[Extracted data entries]
* begin *

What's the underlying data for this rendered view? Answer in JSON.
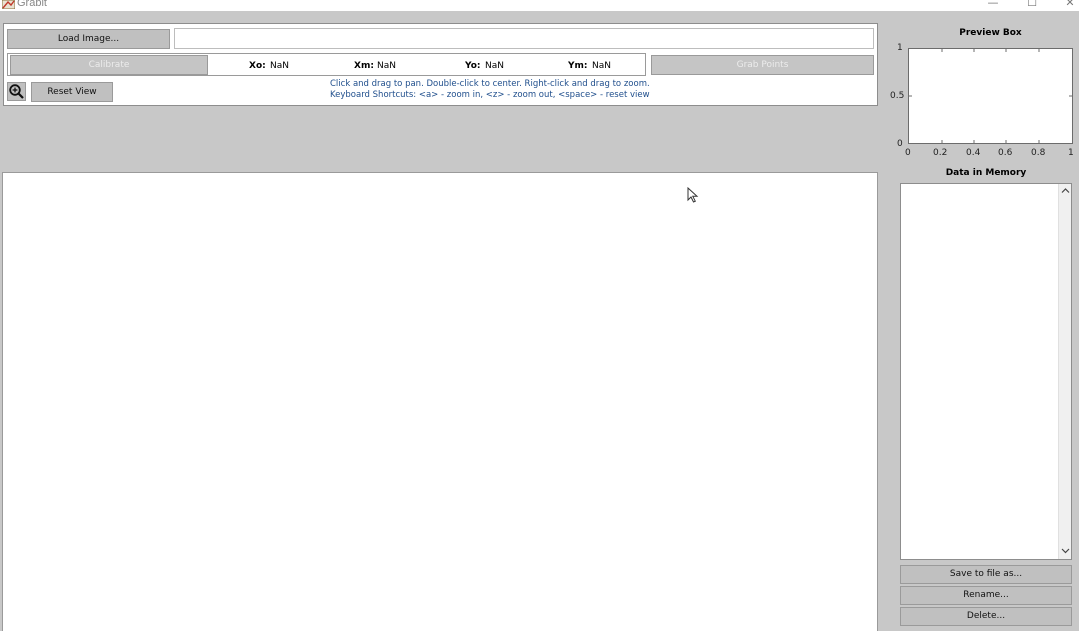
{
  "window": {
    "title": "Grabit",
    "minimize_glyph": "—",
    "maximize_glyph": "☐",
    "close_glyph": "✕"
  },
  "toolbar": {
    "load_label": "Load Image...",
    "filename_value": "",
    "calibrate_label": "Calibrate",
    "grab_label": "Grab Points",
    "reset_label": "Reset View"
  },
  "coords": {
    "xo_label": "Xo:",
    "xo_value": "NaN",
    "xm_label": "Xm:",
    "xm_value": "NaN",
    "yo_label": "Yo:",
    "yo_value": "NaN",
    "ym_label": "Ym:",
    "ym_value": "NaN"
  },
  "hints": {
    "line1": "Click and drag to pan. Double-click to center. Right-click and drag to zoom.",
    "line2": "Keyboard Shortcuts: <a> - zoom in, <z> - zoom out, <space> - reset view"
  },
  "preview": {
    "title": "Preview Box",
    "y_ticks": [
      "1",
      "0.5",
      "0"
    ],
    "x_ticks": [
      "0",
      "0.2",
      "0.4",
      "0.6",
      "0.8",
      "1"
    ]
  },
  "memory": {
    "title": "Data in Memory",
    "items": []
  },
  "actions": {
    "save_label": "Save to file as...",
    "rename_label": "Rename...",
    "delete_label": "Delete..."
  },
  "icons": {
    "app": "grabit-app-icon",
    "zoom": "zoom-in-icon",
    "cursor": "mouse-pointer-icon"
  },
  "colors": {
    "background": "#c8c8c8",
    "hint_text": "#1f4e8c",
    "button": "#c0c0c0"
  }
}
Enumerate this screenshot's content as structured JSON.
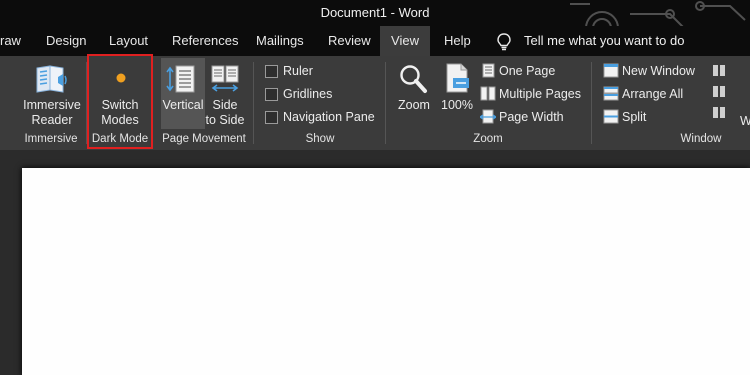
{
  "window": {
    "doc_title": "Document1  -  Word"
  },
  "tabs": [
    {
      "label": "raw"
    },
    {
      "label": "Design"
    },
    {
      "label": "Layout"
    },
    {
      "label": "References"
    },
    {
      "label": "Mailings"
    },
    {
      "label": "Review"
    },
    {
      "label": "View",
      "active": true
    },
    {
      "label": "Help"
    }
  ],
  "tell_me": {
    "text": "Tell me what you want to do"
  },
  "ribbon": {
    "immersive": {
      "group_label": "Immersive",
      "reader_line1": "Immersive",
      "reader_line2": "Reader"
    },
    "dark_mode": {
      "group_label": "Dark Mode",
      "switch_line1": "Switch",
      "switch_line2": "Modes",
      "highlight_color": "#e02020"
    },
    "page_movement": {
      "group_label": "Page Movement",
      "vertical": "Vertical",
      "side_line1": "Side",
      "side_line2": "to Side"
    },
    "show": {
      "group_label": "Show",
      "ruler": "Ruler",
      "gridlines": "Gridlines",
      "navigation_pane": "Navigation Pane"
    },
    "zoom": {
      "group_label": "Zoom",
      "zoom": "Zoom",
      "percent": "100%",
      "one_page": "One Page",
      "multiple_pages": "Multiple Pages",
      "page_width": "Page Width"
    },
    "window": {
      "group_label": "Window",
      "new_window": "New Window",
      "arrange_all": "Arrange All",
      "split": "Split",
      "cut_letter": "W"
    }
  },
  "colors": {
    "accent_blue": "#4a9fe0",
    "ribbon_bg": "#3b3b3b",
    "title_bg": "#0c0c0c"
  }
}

* end *

PROBLEM TO SOLVE :: Which lines hold the string "this"? Copy all of them from the data above.

WRITTEN RESPONSE ::
What's the underlying data for this rendered view? Answer in JSON.
Enumerate this screenshot's content as structured JSON.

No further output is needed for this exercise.